===== Stored rows

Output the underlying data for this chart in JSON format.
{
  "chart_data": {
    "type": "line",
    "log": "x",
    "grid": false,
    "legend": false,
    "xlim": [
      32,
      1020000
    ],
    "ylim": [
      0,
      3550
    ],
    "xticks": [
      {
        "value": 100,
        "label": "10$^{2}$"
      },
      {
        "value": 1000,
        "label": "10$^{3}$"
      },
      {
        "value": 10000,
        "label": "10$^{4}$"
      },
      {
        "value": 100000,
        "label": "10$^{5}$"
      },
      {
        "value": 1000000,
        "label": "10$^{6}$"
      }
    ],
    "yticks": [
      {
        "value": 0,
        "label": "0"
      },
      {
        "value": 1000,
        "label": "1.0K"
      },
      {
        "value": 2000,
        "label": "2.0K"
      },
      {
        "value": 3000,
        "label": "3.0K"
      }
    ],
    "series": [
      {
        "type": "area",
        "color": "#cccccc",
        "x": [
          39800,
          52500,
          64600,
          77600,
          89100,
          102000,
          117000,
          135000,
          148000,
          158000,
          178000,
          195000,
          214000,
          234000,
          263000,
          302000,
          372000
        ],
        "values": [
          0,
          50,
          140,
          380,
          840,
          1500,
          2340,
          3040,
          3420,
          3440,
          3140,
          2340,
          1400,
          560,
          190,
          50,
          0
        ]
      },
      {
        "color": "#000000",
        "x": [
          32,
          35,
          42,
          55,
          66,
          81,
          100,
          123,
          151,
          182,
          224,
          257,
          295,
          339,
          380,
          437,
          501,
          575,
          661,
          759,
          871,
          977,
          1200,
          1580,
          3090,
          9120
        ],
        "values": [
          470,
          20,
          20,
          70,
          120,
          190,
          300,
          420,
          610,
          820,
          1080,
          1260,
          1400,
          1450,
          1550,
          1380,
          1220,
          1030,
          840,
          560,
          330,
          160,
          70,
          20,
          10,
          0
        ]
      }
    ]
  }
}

==========
===== Stored rows

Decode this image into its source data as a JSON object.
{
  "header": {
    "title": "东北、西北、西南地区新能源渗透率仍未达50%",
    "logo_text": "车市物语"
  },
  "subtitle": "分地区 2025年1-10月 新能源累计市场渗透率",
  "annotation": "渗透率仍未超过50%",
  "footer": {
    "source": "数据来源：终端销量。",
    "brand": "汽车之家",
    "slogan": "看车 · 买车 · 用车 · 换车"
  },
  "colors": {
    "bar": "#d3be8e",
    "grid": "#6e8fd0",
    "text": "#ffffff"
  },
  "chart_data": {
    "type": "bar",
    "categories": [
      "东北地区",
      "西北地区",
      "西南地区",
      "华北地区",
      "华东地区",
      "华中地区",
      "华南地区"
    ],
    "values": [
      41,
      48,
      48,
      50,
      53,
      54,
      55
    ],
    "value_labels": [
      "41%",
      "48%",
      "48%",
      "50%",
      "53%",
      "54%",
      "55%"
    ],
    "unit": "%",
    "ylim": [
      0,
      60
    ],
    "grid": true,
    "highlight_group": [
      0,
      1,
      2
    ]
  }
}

==========

Filter the records above for "this" and copy every matching line.

Output the underlying data for this chart in JSON format.
Decode this image into its source data as a JSON object.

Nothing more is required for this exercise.